SUPPLIED INFORMATION ::

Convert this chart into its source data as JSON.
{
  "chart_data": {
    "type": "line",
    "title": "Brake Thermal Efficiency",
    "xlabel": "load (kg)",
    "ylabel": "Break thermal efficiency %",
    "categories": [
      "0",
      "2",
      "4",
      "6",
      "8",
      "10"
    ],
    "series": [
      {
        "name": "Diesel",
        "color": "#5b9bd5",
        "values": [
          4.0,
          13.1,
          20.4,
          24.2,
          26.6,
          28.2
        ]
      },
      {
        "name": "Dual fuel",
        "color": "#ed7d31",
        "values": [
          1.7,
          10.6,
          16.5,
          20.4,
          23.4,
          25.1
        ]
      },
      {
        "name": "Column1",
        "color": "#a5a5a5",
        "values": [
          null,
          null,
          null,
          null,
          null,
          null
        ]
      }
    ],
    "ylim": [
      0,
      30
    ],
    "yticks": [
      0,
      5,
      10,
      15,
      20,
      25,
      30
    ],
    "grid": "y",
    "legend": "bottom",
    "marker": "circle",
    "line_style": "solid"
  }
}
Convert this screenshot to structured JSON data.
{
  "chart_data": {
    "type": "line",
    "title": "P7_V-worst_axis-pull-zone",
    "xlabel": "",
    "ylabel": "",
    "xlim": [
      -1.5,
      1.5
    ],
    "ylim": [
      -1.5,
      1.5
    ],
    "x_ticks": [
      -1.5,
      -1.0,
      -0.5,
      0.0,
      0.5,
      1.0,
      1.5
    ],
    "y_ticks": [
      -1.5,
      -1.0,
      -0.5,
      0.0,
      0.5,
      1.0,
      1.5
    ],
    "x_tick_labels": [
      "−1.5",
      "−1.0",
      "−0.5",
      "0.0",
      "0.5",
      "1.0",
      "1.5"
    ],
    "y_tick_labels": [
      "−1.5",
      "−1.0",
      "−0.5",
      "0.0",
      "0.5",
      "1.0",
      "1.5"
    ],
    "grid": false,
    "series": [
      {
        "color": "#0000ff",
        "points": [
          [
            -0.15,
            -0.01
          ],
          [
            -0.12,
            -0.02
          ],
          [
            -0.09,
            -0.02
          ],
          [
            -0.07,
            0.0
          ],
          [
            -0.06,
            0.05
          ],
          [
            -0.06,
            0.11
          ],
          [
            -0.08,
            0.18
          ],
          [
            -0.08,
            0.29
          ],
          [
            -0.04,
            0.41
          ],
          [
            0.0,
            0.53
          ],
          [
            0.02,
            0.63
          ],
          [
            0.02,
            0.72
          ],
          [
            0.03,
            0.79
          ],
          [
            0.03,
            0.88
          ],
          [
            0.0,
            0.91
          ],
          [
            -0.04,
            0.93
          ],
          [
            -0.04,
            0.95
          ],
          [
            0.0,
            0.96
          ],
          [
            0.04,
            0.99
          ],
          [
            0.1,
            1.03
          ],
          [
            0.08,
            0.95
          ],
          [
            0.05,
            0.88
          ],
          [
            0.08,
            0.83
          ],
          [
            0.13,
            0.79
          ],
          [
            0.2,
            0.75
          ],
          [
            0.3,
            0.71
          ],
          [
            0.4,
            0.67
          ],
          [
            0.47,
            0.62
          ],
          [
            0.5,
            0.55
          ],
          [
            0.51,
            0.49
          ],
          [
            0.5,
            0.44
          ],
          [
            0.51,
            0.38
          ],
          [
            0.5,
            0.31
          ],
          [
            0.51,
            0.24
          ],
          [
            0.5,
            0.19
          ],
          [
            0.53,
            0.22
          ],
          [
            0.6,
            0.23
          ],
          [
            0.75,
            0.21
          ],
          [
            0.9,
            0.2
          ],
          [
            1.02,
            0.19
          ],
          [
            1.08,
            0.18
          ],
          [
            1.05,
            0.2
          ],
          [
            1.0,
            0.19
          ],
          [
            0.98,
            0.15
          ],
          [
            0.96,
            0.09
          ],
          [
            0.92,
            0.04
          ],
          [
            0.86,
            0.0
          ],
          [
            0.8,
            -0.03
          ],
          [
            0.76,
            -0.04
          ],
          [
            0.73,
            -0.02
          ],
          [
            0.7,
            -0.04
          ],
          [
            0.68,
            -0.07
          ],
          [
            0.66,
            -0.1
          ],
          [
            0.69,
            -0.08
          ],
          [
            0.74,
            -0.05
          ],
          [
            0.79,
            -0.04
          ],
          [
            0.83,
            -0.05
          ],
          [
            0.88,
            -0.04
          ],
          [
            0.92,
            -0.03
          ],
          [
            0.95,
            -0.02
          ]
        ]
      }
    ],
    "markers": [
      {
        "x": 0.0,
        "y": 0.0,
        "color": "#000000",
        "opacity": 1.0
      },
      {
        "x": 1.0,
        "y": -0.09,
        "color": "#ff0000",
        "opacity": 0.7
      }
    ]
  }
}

PROBLEM TO SOLVE :: Return each line of the data that contains the string "color".

EXERCISE SOLUTION ::
        "color": "#5b9bd5",
        "color": "#ed7d31",
        "color": "#a5a5a5",
        "color": "#0000ff",
        "color": "#000000",
        "color": "#ff0000",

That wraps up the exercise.